### Activity A
List every Oracle release version (such as "9i") mentioned in the mailing-list thread about Oracle 10g new features.
### Activity B
Write the next part of the mailing-list thread about Oracle 10g new features, picking up right after its final sentence.

### Extract provided
##############################

RE: RE: 10g new features question for beta testers

2003-12-19 Thread Joe Frohne
Hi,

I sat in a presentation up here in Wisconsin.  I got the distinct
feeling that most of the new features aren't optional.  Either you
use them or you don't use 10g.

I can't remember if ASM was one of those mandatory features.

--
Joe Frohne
Rawson Oaks Consulting, Remote Oracle Admins
http://www.rawsonoaks.com
[EMAIL PROTECTED] or [EMAIL PROTECTED]
Oak Creek, WI, USA


 HUMM,  That gives me an even worse feeling.  Not something I'll use
 that's for sure.

 Dick Goulet
 Senior Oracle DBA
 Oracle Certified 8i DBA

 -Original Message-
 Sent: Friday, December 19, 2003 9:45 AM
 To: Multiple recipients of list ORACLE-L


 no ASMs are considerably different. Its supposed to manage
 everything. You dont give it a file, you give it entire disks and
 oracle does everything. Sets up files, manages, I/O, everything.

 you only look at the tablespace level. you dont even install any
 software on it. If your on SAN, you dont install SAN software on it.

 From: Goulet, Dick [EMAIL PROTECTED]
 Date: 2003/12/19 Fri AM 09:14:27 EST
 To: Multiple recipients of list ORACLE-L [EMAIL PROTECTED]
 Subject: RE: 10g new features question for beta testers

 That is not exactly a new feature.  Oracle 9i has Oracle Managed
 Files where you give it a directory and then just build
 tablespaces.  The database picks the filenames for you.  Now mind
 you it does work, but I'll be damned if I use it in anything other
 than a development environment.  For some reason Oracle has never
 gotten over that DUMB SAME (Stripe And Mirror Everything) idea.
 The concept is great in theory, but in practice it's absolutely
 abysmal at best.

##############################

### Exercise data

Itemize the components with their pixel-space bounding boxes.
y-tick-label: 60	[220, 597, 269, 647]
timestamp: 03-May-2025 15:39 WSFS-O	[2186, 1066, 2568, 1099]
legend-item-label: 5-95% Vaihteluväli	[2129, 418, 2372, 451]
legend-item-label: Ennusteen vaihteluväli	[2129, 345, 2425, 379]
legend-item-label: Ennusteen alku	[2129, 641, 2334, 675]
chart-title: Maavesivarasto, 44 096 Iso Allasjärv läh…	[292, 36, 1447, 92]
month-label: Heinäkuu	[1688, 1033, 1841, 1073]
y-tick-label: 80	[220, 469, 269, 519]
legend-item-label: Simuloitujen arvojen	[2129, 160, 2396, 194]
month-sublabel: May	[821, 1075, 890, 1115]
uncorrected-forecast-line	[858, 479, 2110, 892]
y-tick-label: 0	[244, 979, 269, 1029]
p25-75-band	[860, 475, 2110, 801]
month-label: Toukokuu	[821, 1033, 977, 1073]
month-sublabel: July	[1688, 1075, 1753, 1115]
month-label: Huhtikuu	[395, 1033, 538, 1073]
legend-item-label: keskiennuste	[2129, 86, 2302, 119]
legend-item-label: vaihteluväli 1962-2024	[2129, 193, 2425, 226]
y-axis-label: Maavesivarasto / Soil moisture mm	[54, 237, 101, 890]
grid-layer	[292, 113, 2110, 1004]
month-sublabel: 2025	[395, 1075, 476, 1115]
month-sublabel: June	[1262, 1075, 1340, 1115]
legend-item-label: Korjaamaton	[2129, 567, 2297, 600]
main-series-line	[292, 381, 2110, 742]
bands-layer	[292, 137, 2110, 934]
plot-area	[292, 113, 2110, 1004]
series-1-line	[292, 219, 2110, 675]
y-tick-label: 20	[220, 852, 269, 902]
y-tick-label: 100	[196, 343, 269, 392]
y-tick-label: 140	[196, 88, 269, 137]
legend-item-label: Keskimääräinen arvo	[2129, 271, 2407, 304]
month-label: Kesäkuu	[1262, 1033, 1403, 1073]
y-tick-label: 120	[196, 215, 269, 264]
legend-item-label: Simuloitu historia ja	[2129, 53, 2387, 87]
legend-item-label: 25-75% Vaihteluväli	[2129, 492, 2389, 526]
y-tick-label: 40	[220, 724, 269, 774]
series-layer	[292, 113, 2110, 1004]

##############################

### Your response A
10g, 9i, 8i

### Your response B
 Dick Goulet
 Senior Oracle DBA
 Oracle Certified 8i DBA

 -Original Message-
 Sent: Friday, December 19, 2003 8:24 AM
 To: Multiple recipients of list ORACLE-L


 I saw a presentation from Oracle on 10g new features last night in
 Reston,VA. I know atleast one other person from the list was
 there. Since Oracle is releasing details and its going to be
 released(in theory) in the next 2 weeks, I was wondering if you
 guys could talk about it.

 1. does ASMs work as well as Oracle claims? I always wonder about
 first generation features... takes most software vendors a couple
 of generations to get it right(takes any project Im on just as
 long). This is a radical departure.

 for those of you who dont know. Oracle claims that they will
 manage your disks for you. All you do is give Oracle some Raw
 Disks and Oracle will set up, and handle all your datafiles. All
 you do is look at logical tablespaces. It will also handle I/O
 balancing.

 How well does this work? Anyone test it with a SAN?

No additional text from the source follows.